# The problem
Report the number of lines that include "color", with no additional text.

[A run of records]
==========

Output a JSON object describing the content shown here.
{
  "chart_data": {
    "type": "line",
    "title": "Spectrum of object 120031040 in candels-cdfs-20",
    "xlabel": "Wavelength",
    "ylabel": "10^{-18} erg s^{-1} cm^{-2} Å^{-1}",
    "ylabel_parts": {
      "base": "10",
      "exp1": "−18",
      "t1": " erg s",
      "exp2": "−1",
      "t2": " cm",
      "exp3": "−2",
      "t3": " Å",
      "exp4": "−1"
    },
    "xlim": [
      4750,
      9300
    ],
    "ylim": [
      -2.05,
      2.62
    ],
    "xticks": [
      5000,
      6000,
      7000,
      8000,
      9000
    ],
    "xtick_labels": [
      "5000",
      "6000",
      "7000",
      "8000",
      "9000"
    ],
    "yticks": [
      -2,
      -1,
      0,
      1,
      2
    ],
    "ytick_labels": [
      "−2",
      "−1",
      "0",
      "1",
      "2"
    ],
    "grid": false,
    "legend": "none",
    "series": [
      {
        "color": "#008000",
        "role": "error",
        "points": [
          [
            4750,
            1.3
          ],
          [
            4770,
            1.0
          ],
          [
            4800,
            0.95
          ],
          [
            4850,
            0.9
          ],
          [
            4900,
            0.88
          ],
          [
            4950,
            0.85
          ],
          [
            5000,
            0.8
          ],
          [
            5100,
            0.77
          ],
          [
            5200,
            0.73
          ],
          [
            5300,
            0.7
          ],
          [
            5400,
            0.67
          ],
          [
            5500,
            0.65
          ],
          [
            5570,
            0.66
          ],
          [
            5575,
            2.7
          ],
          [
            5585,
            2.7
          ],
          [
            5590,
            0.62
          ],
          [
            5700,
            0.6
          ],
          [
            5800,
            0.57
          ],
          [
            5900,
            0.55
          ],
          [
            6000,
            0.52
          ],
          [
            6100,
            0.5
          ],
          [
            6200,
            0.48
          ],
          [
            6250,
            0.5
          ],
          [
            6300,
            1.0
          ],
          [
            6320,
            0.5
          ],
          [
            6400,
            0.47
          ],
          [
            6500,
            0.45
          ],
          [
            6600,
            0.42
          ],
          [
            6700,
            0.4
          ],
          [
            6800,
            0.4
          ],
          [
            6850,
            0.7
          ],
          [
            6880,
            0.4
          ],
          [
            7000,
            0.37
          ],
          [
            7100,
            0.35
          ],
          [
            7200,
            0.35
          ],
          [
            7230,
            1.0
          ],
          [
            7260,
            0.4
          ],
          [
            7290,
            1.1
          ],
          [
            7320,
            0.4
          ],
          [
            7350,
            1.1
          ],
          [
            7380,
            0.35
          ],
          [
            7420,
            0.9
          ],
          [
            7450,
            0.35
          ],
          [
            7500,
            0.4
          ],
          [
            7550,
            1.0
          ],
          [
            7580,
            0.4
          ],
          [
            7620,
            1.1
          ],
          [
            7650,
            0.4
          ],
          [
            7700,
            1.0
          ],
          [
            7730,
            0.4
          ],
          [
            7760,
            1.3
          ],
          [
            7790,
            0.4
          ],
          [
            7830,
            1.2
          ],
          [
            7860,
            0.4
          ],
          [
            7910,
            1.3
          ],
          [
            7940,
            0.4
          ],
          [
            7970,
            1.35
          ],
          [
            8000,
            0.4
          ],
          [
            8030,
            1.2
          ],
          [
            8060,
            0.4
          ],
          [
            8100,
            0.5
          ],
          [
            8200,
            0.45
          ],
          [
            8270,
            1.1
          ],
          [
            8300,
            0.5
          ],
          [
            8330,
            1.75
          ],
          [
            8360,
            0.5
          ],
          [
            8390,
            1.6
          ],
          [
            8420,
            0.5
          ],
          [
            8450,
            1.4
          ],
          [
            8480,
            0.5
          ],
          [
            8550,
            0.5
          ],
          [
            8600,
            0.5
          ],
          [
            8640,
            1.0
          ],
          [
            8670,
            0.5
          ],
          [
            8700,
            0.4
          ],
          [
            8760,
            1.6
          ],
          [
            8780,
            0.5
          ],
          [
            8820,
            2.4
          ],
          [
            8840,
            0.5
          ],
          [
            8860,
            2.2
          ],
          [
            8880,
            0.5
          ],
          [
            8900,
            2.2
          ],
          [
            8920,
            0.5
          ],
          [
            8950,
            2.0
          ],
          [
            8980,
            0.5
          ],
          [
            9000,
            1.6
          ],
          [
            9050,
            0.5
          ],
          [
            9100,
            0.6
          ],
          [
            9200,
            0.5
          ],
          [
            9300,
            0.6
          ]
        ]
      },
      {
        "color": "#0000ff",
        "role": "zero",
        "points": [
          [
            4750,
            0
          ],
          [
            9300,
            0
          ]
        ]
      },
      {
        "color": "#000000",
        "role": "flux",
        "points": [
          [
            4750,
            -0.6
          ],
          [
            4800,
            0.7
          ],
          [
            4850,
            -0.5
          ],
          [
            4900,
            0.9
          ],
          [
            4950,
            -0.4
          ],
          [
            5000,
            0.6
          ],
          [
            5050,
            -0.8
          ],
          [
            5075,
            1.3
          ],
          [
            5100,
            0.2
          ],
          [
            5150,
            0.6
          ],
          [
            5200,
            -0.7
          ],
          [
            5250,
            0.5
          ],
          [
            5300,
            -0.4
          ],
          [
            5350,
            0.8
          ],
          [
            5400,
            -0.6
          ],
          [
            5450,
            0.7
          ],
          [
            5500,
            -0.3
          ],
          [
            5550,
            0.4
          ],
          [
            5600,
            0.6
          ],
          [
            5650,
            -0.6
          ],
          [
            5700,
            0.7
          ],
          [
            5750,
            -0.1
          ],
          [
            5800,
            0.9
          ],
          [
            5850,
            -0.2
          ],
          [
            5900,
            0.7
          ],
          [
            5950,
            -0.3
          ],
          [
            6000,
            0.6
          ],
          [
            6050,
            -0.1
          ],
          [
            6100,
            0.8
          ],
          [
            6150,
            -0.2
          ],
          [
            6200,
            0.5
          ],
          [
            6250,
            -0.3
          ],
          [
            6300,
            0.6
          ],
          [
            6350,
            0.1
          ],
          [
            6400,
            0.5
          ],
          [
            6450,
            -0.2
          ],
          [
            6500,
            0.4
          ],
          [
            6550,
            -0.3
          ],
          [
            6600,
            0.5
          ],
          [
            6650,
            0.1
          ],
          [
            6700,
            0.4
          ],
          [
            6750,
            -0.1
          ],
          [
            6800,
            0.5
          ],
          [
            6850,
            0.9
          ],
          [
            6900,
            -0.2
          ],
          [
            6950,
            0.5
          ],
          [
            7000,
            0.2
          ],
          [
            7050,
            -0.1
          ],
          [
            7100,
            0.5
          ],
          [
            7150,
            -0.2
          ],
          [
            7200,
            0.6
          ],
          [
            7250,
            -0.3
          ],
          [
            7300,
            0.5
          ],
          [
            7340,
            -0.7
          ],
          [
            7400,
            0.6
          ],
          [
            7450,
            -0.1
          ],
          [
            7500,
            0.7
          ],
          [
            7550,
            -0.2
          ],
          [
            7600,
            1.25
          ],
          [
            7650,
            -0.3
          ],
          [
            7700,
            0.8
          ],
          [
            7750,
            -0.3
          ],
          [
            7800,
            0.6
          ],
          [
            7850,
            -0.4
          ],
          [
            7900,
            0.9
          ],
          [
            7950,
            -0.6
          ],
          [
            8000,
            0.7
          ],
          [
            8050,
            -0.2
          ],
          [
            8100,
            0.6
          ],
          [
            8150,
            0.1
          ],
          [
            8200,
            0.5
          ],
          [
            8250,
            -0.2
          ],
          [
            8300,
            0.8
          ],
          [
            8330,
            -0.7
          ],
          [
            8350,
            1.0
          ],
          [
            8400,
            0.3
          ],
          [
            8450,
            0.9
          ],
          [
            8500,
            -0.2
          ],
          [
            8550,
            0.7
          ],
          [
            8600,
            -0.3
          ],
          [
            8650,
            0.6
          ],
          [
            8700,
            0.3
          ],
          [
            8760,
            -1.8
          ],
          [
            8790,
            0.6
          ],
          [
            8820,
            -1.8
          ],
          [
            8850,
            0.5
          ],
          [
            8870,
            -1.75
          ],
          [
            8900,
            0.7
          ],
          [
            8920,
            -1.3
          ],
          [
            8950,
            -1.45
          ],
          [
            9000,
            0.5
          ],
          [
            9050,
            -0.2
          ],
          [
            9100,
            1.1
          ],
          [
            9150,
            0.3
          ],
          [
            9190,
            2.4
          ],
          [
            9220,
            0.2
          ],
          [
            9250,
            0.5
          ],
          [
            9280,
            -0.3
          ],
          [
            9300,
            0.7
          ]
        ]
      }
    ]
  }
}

==========

# Response to the exercise
3